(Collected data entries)

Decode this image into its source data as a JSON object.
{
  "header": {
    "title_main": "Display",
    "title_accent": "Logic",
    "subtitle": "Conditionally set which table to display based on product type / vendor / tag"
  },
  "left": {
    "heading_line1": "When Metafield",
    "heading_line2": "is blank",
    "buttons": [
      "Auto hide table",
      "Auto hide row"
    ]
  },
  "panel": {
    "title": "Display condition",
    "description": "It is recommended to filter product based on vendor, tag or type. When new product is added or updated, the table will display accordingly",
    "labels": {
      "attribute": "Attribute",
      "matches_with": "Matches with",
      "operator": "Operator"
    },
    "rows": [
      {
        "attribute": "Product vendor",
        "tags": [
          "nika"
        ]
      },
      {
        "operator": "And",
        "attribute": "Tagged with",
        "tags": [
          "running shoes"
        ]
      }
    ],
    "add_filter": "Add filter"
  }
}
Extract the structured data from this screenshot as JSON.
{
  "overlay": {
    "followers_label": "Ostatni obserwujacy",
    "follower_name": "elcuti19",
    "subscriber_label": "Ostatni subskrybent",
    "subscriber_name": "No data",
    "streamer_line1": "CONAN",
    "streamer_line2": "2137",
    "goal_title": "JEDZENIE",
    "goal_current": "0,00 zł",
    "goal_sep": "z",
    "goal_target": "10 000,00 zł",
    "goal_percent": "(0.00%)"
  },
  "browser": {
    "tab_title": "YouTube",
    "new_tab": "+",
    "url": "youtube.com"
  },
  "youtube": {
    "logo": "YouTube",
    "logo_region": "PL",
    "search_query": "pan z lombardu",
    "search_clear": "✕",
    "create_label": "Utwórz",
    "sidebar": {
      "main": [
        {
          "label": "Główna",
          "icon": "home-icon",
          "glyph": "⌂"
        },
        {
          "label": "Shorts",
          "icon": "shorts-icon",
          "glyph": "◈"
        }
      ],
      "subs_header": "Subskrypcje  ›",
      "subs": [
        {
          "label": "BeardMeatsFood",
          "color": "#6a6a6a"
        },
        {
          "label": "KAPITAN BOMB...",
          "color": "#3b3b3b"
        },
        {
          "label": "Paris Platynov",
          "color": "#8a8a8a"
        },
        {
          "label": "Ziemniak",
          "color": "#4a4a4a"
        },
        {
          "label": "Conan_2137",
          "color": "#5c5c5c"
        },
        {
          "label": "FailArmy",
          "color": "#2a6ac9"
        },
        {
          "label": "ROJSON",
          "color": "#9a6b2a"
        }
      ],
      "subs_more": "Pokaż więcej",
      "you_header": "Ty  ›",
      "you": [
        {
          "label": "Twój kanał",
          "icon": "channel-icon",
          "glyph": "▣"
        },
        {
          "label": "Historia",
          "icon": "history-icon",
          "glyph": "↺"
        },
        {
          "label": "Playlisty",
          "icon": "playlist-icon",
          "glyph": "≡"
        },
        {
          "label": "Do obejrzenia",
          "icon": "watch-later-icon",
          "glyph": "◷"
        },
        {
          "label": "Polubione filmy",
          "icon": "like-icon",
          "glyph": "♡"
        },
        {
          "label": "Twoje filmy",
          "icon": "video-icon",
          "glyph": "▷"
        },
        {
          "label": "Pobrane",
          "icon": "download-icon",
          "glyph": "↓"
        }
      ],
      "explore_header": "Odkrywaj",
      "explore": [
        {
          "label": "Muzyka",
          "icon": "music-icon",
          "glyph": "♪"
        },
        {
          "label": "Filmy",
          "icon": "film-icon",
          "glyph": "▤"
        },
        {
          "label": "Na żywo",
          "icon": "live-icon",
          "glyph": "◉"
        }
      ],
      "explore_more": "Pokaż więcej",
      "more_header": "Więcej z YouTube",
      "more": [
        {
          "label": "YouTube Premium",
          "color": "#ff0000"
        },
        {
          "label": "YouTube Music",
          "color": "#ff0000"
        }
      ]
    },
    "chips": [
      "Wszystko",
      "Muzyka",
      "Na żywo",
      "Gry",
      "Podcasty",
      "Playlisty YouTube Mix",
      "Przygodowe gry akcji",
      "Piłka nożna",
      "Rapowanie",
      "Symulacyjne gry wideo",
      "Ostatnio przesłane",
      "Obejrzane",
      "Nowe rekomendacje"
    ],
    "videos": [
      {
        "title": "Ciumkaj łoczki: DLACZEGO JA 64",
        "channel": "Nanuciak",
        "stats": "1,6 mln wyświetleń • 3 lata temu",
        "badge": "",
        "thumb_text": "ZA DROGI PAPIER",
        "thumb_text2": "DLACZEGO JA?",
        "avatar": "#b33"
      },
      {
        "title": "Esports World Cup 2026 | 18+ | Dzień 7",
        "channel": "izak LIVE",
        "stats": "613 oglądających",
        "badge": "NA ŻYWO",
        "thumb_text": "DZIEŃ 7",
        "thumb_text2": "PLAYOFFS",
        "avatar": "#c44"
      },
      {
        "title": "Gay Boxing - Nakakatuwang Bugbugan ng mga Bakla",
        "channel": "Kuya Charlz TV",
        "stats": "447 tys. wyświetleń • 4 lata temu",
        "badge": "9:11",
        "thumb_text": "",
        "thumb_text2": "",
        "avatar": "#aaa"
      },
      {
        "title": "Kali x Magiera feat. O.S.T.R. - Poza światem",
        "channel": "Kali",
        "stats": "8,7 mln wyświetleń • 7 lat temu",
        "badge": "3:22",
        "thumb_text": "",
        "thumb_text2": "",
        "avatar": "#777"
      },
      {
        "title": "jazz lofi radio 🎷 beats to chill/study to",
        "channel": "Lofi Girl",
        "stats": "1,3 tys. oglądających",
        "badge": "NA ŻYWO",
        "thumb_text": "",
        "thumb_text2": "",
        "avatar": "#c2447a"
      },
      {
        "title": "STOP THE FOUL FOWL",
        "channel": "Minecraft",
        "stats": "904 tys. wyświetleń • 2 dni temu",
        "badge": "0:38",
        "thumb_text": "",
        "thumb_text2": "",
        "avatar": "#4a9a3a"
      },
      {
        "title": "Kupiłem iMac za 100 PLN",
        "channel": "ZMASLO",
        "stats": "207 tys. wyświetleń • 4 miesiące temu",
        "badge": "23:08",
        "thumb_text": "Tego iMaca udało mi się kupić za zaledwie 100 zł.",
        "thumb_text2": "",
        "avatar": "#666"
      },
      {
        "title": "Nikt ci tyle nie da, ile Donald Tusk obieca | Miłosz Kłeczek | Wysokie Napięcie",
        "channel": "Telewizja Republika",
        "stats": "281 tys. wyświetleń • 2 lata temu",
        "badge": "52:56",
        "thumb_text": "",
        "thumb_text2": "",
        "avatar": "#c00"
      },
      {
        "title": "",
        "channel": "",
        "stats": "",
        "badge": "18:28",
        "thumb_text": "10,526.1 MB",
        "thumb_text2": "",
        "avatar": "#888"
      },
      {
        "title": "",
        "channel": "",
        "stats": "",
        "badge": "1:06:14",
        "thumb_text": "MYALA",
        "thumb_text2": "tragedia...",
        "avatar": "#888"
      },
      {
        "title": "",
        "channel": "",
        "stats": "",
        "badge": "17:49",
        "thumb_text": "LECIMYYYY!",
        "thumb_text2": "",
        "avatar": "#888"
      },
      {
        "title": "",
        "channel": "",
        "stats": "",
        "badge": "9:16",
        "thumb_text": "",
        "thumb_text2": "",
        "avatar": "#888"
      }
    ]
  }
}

# [REQUIREMENTS]
Would you reproduce all the entries exactly?

# [OUTPUT BELOW]
Decode this image into its source data as a JSON object.
{
  "header": {
    "title_main": "Display",
    "title_accent": "Logic",
    "subtitle": "Conditionally set which table to display based on product type / vendor / tag"
  },
  "left": {
    "heading_line1": "When Metafield",
    "heading_line2": "is blank",
    "buttons": [
      "Auto hide table",
      "Auto hide row"
    ]
  },
  "panel": {
    "title": "Display condition",
    "description": "It is recommended to filter product based on vendor, tag or type. When new product is added or updated, the table will display accordingly",
    "labels": {
      "attribute": "Attribute",
      "matches_with": "Matches with",
      "operator": "Operator"
    },
    "rows": [
      {
        "attribute": "Product vendor",
        "tags": [
          "nika"
        ]
      },
      {
        "operator": "And",
        "attribute": "Tagged with",
        "tags": [
          "running shoes"
        ]
      }
    ],
    "add_filter": "Add filter"
  }
}
Extract the structured data from this screenshot as JSON.
{
  "overlay": {
    "followers_label": "Ostatni obserwujacy",
    "follower_name": "elcuti19",
    "subscriber_label": "Ostatni subskrybent",
    "subscriber_name": "No data",
    "streamer_line1": "CONAN",
    "streamer_line2": "2137",
    "goal_title": "JEDZENIE",
    "goal_current": "0,00 zł",
    "goal_sep": "z",
    "goal_target": "10 000,00 zł",
    "goal_percent": "(0.00%)"
  },
  "browser": {
    "tab_title": "YouTube",
    "new_tab": "+",
    "url": "youtube.com"
  },
  "youtube": {
    "logo": "YouTube",
    "logo_region": "PL",
    "search_query": "pan z lombardu",
    "search_clear": "✕",
    "create_label": "Utwórz",
    "sidebar": {
      "main": [
        {
          "label": "Główna",
          "icon": "home-icon",
          "glyph": "⌂"
        },
        {
          "label": "Shorts",
          "icon": "shorts-icon",
          "glyph": "◈"
        }
      ],
      "subs_header": "Subskrypcje  ›",
      "subs": [
        {
          "label": "BeardMeatsFood",
          "color": "#6a6a6a"
        },
        {
          "label": "KAPITAN BOMB...",
          "color": "#3b3b3b"
        },
        {
          "label": "Paris Platynov",
          "color": "#8a8a8a"
        },
        {
          "label": "Ziemniak",
          "color": "#4a4a4a"
        },
        {
          "label": "Conan_2137",
          "color": "#5c5c5c"
        },
        {
          "label": "FailArmy",
          "color": "#2a6ac9"
        },
        {
          "label": "ROJSON",
          "color": "#9a6b2a"
        }
      ],
      "subs_more": "Pokaż więcej",
      "you_header": "Ty  ›",
      "you": [
        {
          "label": "Twój kanał",
          "icon": "channel-icon",
          "glyph": "▣"
        },
        {
          "label": "Historia",
          "icon": "history-icon",
          "glyph": "↺"
        },
        {
          "label": "Playlisty",
          "icon": "playlist-icon",
          "glyph": "≡"
        },
        {
          "label": "Do obejrzenia",
          "icon": "watch-later-icon",
          "glyph": "◷"
        },
        {
          "label": "Polubione filmy",
          "icon": "like-icon",
          "glyph": "♡"
        },
        {
          "label": "Twoje filmy",
          "icon": "video-icon",
          "glyph": "▷"
        },
        {
          "label": "Pobrane",
          "icon": "download-icon",
          "glyph": "↓"
        }
      ],
      "explore_header": "Odkrywaj",
      "explore": [
        {
          "label": "Muzyka",
          "icon": "music-icon",
          "glyph": "♪"
        },
        {
          "label": "Filmy",
          "icon": "film-icon",
          "glyph": "▤"
        },
        {
          "label": "Na żywo",
          "icon": "live-icon",
          "glyph": "◉"
        }
      ],
      "explore_more": "Pokaż więcej",
      "more_header": "Więcej z YouTube",
      "more": [
        {
          "label": "YouTube Premium",
          "color": "#ff0000"
        },
        {
          "label": "YouTube Music",
          "color": "#ff0000"
        }
      ]
    },
    "chips": [
      "Wszystko",
      "Muzyka",
      "Na żywo",
      "Gry",
      "Podcasty",
      "Playlisty YouTube Mix",
      "Przygodowe gry akcji",
      "Piłka nożna",
      "Rapowanie",
      "Symulacyjne gry wideo",
      "Ostatnio przesłane",
      "Obejrzane",
      "Nowe rekomendacje"
    ],
    "videos": [
      {
        "title": "Ciumkaj łoczki: DLACZEGO JA 64",
        "channel": "Nanuciak",
        "stats": "1,6 mln wyświetleń • 3 lata temu",
        "badge": "",
        "thumb_text": "ZA DROGI PAPIER",
        "thumb_text2": "DLACZEGO JA?",
        "avatar": "#b33"
      },
      {
        "title": "Esports World Cup 2026 | 18+ | Dzień 7",
        "channel": "izak LIVE",
        "stats": "613 oglądających",
        "badge": "NA ŻYWO",
        "thumb_text": "DZIEŃ 7",
        "thumb_text2": "PLAYOFFS",
        "avatar": "#c44"
      },
      {
        "title": "Gay Boxing - Nakakatuwang Bugbugan ng mga Bakla",
        "channel": "Kuya Charlz TV",
        "stats": "447 tys. wyświetleń • 4 lata temu",
        "badge": "9:11",
        "thumb_text": "",
        "thumb_text2": "",
        "avatar": "#aaa"
      },
      {
        "title": "Kali x Magiera feat. O.S.T.R. - Poza światem",
        "channel": "Kali",
        "stats": "8,7 mln wyświetleń • 7 lat temu",
        "badge": "3:22",
        "thumb_text": "",
        "thumb_text2": "",
        "avatar": "#777"
      },
      {
        "title": "jazz lofi radio 🎷 beats to chill/study to",
        "channel": "Lofi Girl",
        "stats": "1,3 tys. oglądających",
        "badge": "NA ŻYWO",
        "thumb_text": "",
        "thumb_text2": "",
        "avatar": "#c2447a"
      },
      {
        "title": "STOP THE FOUL FOWL",
        "channel": "Minecraft",
        "stats": "904 tys. wyświetleń • 2 dni temu",
        "badge": "0:38",
        "thumb_text": "",
        "thumb_text2": "",
        "avatar": "#4a9a3a"
      },
      {
        "title": "Kupiłem iMac za 100 PLN",
        "channel": "ZMASLO",
        "stats": "207 tys. wyświetleń • 4 miesiące temu",
        "badge": "23:08",
        "thumb_text": "Tego iMaca udało mi się kupić za zaledwie 100 zł.",
        "thumb_text2": "",
        "avatar": "#666"
      },
      {
        "title": "Nikt ci tyle nie da, ile Donald Tusk obieca | Miłosz Kłeczek | Wysokie Napięcie",
        "channel": "Telewizja Republika",
        "stats": "281 tys. wyświetleń • 2 lata temu",
        "badge": "52:56",
        "thumb_text": "",
        "thumb_text2": "",
        "avatar": "#c00"
      },
      {
        "title": "",
        "channel": "",
        "stats": "",
        "badge": "18:28",
        "thumb_text": "10,526.1 MB",
        "thumb_text2": "",
        "avatar": "#888"
      },
      {
        "title": "",
        "channel": "",
        "stats": "",
        "badge": "1:06:14",
        "thumb_text": "MYALA",
        "thumb_text2": "tragedia...",
        "avatar": "#888"
      },
      {
        "title": "",
        "channel": "",
        "stats": "",
        "badge": "17:49",
        "thumb_text": "LECIMYYYY!",
        "thumb_text2": "",
        "avatar": "#888"
      },
      {
        "title": "",
        "channel": "",
        "stats": "",
        "badge": "9:16",
        "thumb_text": "",
        "thumb_text2": "",
        "avatar": "#888"
      }
    ]
  }
}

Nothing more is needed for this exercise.